- DIRECTIONS -
Where a line holds "Mixed", copy it.
= = = = = = =
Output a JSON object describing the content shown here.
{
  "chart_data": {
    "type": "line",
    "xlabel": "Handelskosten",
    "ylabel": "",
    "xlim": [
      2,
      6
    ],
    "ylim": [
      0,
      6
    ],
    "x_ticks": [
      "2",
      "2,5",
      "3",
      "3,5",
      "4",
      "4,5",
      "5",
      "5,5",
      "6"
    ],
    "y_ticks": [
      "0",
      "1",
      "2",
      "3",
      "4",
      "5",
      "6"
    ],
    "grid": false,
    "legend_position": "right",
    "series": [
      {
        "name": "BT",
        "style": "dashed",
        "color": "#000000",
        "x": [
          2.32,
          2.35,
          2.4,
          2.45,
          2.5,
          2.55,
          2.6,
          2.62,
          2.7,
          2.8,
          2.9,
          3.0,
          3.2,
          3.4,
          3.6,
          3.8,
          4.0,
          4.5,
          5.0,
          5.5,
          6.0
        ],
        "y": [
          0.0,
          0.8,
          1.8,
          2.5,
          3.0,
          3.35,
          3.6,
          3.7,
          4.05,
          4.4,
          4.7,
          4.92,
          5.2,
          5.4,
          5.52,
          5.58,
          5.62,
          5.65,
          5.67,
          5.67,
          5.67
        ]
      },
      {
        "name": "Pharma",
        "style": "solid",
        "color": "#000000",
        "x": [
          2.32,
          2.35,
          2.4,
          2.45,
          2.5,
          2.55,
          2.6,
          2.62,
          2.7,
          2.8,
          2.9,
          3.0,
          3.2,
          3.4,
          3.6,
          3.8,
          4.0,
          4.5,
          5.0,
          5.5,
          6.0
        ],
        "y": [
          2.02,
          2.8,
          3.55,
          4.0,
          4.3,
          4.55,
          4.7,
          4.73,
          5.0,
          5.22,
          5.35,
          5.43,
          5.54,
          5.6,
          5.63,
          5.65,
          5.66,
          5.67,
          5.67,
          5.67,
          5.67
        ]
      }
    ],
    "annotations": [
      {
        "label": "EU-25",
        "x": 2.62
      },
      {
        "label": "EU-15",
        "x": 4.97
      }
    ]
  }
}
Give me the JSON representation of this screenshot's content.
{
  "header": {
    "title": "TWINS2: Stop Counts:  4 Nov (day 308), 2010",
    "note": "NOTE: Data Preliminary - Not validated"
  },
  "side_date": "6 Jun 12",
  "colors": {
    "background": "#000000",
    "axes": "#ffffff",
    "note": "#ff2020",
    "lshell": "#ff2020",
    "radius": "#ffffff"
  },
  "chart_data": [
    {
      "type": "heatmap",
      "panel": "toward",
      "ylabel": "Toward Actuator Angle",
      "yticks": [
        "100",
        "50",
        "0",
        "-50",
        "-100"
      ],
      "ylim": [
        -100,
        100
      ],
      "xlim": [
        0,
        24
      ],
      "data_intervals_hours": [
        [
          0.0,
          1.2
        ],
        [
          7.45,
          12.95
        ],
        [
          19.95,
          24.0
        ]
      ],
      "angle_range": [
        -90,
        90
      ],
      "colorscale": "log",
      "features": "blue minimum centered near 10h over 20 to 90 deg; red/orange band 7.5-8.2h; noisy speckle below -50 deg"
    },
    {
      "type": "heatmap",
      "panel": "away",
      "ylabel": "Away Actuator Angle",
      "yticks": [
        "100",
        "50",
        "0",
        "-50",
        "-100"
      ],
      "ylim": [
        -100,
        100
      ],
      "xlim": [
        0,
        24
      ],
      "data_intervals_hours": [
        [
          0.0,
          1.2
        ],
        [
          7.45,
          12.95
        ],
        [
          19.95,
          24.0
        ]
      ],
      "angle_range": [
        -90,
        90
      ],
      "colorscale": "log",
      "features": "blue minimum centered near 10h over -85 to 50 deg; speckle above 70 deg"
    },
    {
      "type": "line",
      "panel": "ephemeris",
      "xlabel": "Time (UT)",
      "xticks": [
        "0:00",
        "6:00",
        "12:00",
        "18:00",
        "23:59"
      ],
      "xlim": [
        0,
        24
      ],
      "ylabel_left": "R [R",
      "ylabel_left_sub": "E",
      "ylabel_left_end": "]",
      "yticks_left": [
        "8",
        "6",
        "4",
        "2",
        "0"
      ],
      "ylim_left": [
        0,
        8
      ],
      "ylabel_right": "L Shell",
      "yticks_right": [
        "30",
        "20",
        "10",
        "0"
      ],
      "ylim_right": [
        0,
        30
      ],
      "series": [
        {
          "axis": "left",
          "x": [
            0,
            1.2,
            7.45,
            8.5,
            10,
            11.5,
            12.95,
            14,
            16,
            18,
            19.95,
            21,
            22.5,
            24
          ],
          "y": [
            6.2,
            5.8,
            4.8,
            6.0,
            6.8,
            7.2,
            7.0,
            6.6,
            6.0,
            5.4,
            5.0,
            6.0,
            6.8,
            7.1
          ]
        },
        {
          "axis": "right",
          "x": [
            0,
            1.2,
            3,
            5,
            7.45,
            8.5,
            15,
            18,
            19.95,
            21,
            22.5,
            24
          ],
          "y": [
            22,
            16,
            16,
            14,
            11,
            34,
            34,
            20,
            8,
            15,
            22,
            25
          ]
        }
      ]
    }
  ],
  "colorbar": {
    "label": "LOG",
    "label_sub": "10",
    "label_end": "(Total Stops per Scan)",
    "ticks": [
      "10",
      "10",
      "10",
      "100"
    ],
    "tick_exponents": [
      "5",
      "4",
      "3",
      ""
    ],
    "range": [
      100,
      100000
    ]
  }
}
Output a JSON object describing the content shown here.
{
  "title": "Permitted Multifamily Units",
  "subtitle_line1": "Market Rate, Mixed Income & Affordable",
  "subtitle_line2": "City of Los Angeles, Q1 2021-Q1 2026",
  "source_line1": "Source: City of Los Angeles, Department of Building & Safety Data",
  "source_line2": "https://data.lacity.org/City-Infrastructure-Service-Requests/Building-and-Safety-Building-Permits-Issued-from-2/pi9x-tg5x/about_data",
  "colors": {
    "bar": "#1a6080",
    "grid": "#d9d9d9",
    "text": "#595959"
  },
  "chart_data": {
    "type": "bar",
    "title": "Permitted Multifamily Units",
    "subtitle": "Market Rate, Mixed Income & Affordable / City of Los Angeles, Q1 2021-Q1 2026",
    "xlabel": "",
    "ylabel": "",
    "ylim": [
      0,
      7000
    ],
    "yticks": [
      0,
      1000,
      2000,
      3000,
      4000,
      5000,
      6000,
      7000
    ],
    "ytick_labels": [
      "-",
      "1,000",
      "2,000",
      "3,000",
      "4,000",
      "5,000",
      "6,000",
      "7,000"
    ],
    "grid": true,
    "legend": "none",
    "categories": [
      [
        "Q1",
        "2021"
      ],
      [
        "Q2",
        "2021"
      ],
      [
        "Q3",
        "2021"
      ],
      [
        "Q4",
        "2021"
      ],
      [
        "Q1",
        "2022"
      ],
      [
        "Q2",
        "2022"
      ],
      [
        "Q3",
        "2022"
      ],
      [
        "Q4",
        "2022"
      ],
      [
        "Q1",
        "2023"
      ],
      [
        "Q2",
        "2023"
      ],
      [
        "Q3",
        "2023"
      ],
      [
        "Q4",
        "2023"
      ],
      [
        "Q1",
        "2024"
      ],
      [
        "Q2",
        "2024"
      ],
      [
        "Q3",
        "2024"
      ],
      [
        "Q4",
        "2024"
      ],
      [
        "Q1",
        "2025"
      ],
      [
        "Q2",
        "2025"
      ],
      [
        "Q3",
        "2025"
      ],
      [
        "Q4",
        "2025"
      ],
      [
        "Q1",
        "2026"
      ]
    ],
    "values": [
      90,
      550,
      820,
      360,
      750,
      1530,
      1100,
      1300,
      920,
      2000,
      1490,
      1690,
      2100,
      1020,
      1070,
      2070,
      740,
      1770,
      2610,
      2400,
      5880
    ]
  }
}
= = = = = = =
- EXERCISE RESPONSE -
  "subtitle_line1": "Market Rate, Mixed Income & Affordable",
    "subtitle": "Market Rate, Mixed Income & Affordable / City of Los Angeles, Q1 2021-Q1 2026",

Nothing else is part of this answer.